▶ [Data section]
━━━━━━━━━━
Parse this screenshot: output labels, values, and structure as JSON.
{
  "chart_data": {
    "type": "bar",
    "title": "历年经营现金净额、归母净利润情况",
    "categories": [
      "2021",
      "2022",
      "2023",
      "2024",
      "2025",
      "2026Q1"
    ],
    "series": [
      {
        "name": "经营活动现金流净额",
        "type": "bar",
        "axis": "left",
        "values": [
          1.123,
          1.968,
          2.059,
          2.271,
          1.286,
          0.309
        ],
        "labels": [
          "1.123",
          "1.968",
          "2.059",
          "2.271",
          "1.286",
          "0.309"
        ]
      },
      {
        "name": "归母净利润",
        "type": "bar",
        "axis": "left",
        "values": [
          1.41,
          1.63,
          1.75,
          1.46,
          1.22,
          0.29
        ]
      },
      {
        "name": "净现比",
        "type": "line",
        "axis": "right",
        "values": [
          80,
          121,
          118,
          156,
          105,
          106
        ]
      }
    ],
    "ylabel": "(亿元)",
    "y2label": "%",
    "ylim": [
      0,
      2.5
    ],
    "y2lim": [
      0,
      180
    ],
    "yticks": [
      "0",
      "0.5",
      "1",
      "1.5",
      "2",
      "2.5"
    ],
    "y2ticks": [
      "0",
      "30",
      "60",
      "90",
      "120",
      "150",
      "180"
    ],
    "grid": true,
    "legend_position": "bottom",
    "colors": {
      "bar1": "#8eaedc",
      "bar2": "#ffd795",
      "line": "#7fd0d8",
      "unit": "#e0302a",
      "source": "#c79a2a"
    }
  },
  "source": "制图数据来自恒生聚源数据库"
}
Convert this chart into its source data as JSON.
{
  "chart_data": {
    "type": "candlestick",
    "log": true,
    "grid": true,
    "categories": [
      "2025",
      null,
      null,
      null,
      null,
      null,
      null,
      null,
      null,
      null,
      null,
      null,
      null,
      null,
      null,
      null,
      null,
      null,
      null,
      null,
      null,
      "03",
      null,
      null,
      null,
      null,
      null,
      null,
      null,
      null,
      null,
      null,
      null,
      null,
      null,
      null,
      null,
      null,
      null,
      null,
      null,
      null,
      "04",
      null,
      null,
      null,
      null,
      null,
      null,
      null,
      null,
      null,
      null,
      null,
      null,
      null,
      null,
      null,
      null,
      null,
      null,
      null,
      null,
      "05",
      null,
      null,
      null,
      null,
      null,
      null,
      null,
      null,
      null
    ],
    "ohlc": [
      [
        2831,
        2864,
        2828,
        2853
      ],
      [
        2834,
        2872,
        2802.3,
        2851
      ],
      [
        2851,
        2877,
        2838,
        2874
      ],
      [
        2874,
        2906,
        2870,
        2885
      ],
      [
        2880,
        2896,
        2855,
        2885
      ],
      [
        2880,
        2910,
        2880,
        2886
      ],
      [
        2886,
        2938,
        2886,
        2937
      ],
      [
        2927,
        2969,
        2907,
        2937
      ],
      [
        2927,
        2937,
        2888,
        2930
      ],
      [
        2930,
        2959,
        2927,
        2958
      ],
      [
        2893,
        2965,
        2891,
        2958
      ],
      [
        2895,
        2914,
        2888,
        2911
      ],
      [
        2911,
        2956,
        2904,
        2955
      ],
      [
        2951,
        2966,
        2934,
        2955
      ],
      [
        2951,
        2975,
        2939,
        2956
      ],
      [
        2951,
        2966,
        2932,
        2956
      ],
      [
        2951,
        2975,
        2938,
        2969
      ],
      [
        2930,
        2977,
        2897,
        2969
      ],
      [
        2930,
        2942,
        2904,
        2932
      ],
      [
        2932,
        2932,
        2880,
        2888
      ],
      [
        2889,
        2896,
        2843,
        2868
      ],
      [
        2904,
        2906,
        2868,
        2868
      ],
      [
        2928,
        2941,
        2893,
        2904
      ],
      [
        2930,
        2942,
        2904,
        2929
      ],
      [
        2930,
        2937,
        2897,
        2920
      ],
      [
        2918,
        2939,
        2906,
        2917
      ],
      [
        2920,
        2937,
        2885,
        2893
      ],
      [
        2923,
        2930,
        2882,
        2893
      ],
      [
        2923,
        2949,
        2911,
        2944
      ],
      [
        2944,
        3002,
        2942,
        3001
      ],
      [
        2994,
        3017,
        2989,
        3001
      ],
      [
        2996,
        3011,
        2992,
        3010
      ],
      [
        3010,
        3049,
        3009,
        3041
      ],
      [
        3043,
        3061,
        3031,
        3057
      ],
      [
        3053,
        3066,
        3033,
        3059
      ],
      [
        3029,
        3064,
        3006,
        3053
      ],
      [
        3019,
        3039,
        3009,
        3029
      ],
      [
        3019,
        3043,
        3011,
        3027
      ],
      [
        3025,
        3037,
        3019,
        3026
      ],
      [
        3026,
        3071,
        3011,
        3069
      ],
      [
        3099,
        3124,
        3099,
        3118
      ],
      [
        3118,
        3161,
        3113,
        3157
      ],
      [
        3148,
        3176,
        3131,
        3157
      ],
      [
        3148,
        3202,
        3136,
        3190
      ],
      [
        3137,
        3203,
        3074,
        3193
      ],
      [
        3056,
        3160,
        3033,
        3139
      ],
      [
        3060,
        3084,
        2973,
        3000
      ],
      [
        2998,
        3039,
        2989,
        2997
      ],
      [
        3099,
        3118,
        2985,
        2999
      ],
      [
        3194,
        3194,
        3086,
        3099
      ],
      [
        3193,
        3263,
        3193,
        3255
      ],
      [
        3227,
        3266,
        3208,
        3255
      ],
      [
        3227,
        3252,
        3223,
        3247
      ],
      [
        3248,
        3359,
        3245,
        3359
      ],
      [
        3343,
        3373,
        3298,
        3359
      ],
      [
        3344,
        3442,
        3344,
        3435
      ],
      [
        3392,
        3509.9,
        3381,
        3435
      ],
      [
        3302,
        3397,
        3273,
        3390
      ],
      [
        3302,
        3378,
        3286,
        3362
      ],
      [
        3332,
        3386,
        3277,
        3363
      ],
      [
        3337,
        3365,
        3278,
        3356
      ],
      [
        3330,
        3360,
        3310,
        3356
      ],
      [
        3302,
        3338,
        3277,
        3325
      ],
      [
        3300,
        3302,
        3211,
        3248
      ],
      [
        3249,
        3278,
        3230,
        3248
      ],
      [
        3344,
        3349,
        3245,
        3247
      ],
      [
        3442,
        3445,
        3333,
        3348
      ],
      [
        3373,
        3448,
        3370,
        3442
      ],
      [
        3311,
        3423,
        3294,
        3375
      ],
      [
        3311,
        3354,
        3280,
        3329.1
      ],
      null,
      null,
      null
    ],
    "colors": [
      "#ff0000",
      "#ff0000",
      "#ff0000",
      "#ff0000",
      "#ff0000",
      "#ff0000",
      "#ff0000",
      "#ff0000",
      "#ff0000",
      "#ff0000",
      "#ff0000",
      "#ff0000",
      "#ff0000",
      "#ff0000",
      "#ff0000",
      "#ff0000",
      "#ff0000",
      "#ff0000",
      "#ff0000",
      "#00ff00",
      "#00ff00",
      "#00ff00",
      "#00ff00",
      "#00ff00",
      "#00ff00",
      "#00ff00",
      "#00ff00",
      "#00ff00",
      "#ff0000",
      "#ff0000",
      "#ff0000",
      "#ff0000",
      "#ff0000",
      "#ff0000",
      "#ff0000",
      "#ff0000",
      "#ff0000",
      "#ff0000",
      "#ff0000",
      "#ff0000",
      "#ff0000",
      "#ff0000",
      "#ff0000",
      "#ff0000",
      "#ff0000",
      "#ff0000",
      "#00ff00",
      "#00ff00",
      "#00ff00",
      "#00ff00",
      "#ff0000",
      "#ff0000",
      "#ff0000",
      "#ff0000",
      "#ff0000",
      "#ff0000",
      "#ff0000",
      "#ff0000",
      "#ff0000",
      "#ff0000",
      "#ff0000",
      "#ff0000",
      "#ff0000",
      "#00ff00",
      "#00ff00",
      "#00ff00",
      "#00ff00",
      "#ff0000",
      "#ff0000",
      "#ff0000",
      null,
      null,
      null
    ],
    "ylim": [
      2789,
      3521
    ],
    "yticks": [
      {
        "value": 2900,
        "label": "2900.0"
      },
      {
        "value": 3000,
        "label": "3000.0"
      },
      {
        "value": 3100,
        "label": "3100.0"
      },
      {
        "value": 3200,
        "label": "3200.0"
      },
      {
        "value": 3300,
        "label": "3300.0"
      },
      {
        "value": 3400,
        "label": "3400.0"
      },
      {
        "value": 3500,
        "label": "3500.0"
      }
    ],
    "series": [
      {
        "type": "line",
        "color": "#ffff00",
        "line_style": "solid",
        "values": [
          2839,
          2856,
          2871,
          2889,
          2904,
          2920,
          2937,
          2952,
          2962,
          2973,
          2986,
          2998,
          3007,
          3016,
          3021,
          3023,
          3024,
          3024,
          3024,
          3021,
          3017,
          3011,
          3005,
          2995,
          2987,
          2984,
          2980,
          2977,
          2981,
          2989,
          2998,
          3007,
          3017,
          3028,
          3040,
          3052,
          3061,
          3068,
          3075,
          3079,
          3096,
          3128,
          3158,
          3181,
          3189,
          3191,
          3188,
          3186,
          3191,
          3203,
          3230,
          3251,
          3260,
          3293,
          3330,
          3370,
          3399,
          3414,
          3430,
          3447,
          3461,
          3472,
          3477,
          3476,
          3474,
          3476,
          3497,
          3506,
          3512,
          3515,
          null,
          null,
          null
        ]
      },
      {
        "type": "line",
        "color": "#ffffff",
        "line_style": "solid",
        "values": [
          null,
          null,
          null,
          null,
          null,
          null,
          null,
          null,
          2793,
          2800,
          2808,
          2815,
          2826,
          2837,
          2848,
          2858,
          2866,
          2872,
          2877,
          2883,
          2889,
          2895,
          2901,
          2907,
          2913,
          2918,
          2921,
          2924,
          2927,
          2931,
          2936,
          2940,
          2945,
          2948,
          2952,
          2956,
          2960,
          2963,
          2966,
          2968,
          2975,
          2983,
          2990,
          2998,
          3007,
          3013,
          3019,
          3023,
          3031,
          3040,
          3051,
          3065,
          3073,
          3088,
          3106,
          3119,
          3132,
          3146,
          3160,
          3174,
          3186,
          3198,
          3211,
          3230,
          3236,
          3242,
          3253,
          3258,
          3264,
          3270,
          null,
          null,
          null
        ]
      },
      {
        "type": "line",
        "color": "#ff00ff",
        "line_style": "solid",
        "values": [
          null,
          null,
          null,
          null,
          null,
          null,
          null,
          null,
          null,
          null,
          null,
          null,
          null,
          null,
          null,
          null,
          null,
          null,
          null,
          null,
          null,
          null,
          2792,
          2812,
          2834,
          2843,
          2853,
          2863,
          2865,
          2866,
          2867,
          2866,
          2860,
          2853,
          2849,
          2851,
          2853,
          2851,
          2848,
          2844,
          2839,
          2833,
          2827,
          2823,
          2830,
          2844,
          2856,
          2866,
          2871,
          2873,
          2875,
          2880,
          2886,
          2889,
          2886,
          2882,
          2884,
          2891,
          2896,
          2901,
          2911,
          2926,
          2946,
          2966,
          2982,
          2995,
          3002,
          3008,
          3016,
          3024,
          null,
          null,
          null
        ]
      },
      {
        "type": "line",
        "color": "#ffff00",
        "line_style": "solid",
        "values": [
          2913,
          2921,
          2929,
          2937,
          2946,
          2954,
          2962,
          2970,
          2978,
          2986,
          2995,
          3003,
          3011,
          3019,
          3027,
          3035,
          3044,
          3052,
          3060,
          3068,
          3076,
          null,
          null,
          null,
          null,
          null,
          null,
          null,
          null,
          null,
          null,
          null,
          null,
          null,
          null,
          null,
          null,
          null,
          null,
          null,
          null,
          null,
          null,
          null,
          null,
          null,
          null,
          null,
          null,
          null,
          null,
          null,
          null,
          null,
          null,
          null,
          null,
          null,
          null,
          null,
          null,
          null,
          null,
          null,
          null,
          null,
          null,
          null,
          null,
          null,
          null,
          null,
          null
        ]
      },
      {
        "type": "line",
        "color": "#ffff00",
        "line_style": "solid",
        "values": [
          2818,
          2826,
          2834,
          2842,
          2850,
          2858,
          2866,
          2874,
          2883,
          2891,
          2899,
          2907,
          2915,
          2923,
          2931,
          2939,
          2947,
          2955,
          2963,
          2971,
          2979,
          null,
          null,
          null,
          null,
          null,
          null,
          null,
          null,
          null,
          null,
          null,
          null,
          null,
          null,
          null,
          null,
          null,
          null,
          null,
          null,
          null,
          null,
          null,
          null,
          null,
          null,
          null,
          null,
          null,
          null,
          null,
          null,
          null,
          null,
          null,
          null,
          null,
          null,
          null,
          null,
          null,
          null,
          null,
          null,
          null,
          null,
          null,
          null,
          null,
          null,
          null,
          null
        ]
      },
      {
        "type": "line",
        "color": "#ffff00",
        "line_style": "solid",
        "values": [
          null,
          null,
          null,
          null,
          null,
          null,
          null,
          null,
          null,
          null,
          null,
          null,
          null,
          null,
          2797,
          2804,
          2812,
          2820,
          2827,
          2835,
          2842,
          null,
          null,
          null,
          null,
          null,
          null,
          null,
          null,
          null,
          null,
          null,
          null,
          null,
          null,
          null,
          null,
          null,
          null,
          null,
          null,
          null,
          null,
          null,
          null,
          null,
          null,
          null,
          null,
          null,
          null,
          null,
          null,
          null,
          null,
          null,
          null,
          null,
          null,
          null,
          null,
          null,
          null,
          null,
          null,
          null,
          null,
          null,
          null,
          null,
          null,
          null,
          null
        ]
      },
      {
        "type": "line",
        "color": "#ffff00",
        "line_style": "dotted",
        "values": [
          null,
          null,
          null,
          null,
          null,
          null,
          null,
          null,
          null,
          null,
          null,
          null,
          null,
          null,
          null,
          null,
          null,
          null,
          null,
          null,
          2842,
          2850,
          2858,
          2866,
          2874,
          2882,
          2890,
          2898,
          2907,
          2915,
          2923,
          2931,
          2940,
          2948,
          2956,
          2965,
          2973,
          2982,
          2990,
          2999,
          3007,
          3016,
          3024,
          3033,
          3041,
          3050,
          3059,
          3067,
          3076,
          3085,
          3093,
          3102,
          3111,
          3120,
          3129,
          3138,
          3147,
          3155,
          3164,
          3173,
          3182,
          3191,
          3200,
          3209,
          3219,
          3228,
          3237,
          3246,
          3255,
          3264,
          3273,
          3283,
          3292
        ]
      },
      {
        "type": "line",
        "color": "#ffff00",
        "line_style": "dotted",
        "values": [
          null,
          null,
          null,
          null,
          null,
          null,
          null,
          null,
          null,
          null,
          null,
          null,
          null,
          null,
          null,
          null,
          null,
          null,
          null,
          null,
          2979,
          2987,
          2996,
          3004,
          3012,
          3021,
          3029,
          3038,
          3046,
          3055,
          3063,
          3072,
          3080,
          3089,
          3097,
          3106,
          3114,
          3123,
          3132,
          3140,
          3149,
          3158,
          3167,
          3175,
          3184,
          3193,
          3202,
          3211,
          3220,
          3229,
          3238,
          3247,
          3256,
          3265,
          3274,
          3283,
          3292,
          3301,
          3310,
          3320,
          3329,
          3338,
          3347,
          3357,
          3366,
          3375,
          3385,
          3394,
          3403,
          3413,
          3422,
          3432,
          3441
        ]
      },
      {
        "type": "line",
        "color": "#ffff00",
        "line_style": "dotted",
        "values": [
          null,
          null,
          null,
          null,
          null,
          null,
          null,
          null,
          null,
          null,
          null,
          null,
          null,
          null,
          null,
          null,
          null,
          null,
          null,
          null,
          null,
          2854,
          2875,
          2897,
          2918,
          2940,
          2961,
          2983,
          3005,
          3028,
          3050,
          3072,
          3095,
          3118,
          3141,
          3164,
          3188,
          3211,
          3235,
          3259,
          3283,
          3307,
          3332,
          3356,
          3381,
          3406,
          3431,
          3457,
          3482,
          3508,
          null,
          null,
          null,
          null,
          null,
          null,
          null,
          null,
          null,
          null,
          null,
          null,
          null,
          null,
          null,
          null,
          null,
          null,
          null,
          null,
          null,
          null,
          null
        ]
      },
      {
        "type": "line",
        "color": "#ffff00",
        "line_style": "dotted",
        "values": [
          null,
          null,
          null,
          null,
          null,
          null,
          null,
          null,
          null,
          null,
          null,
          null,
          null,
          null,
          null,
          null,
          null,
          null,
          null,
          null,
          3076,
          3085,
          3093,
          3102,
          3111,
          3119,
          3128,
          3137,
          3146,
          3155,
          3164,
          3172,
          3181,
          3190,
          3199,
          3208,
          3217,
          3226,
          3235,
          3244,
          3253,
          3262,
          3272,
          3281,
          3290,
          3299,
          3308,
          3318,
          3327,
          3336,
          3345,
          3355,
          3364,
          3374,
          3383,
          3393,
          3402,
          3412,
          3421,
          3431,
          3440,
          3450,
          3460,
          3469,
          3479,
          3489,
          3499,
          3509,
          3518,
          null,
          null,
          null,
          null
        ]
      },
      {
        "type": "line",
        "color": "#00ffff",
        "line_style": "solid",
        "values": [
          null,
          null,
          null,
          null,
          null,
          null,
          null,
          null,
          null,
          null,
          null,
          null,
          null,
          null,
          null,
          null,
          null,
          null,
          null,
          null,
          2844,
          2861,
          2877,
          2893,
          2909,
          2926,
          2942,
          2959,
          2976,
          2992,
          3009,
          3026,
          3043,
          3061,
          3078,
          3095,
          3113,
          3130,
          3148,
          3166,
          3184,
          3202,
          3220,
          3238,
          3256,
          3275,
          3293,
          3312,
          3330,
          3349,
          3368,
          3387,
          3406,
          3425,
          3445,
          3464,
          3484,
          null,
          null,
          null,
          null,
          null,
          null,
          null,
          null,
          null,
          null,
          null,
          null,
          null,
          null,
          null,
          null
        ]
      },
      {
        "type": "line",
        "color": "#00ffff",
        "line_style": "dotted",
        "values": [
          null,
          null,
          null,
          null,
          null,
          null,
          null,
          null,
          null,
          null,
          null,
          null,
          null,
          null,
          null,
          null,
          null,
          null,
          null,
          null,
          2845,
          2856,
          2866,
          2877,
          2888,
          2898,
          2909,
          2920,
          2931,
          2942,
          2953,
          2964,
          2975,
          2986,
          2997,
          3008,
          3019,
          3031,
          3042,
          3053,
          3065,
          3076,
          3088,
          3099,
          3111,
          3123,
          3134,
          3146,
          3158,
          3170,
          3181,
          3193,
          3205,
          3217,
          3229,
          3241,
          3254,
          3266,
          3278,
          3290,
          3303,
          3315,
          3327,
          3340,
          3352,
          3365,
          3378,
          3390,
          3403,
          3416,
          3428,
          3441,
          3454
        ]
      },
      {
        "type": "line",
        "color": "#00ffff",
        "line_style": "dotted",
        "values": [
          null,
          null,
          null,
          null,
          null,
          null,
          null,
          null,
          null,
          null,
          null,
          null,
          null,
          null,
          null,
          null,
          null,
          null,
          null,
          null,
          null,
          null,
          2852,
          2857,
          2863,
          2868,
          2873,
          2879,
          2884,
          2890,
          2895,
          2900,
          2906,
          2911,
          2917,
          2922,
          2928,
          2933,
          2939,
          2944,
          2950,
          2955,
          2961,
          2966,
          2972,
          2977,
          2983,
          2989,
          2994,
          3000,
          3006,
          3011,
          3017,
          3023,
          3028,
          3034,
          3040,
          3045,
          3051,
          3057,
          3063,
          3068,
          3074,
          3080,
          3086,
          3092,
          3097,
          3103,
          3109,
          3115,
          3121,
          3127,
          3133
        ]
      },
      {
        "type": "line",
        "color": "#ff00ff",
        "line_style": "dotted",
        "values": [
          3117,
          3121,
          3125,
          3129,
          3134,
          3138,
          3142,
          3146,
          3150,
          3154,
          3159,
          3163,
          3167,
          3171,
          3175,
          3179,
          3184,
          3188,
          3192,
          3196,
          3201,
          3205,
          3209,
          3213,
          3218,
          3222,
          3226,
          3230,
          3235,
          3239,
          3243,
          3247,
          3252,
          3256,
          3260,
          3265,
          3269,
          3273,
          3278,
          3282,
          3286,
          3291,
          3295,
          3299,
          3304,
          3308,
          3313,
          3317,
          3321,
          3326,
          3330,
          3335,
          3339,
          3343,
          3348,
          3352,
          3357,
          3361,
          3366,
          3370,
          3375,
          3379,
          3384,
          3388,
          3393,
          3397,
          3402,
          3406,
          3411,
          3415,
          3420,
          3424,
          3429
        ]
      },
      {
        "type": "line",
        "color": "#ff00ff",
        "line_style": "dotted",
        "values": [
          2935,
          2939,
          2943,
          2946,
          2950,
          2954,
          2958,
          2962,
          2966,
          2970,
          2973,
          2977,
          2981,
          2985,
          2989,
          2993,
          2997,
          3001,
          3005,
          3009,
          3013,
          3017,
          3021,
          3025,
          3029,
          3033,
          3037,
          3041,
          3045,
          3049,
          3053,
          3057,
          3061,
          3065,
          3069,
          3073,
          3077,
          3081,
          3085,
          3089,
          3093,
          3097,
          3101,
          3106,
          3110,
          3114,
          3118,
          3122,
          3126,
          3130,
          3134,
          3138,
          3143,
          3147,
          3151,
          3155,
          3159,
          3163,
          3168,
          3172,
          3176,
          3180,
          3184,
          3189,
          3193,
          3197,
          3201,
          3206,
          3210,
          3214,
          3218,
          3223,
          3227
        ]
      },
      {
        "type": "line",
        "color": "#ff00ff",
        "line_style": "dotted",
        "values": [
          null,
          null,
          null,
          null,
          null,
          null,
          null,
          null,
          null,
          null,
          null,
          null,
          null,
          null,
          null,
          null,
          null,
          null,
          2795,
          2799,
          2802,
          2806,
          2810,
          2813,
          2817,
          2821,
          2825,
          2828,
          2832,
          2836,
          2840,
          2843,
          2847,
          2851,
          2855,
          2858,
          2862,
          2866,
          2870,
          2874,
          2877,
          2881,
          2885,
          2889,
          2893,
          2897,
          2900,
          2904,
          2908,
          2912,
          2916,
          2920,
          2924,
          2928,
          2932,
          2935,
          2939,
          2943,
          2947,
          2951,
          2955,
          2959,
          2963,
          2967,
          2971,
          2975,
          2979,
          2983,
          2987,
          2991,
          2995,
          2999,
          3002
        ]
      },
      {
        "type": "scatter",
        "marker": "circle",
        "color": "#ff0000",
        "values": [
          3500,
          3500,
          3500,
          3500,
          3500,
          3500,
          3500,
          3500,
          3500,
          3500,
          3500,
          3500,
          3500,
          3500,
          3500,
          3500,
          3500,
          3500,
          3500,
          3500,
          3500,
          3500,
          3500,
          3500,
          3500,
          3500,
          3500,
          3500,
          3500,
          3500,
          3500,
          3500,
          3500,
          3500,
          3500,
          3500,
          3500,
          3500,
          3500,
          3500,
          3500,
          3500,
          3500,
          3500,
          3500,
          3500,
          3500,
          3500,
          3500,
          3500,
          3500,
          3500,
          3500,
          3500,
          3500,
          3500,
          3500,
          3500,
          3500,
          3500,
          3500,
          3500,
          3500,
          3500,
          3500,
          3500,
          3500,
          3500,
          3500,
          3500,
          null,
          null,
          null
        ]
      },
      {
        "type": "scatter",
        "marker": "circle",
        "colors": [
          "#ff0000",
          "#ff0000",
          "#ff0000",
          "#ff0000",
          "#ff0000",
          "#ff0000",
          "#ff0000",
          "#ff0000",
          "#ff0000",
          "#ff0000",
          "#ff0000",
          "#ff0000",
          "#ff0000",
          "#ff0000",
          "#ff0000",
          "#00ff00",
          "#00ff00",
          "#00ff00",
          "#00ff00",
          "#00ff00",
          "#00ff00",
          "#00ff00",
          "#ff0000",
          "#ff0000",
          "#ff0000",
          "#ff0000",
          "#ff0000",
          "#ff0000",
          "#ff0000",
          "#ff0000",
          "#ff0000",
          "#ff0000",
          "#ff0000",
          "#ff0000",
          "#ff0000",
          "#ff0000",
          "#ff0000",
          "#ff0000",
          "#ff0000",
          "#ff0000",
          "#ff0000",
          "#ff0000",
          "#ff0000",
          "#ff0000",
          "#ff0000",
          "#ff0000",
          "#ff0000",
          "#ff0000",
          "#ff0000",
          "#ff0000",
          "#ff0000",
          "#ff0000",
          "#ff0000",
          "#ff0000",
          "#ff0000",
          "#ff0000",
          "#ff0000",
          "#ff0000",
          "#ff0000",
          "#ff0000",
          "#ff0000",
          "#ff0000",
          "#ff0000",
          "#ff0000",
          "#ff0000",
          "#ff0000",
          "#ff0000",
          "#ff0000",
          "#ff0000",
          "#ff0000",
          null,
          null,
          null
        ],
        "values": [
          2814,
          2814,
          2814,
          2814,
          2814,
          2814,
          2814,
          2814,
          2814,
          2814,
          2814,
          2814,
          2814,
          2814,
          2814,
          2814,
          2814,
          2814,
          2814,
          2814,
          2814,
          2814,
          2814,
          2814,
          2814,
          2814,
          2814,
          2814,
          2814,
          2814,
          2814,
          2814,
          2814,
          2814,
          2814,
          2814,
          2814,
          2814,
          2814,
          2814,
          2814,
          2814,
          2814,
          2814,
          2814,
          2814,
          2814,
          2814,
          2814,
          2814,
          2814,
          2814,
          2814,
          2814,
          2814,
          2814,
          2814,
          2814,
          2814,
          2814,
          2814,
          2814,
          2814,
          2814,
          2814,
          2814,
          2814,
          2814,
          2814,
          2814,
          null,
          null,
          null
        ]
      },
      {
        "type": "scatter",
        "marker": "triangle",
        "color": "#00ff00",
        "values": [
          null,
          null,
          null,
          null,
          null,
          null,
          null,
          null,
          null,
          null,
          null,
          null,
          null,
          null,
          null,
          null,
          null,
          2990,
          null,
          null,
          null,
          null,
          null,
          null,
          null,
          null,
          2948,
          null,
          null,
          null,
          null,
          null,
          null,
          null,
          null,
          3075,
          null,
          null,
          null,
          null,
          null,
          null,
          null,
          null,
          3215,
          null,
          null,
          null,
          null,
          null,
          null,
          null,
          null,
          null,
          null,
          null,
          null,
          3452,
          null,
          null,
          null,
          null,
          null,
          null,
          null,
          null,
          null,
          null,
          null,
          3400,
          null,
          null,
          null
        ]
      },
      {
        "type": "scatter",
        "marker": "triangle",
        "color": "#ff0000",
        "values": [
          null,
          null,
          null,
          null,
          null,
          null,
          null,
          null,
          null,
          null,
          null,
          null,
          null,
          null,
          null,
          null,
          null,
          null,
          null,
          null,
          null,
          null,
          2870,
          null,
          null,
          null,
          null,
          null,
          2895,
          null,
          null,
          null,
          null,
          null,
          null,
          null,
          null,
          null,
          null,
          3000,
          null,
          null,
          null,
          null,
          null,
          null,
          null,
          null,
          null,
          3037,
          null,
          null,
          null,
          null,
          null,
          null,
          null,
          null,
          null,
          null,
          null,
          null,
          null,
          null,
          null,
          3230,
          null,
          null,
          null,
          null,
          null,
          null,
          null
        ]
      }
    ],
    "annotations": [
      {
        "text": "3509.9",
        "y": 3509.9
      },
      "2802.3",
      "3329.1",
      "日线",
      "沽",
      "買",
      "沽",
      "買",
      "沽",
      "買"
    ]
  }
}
━━━━━━━━━━
▶ [Set task] Tell how many lines contain the word "labels", using only the number.

▶ [Right answer] 2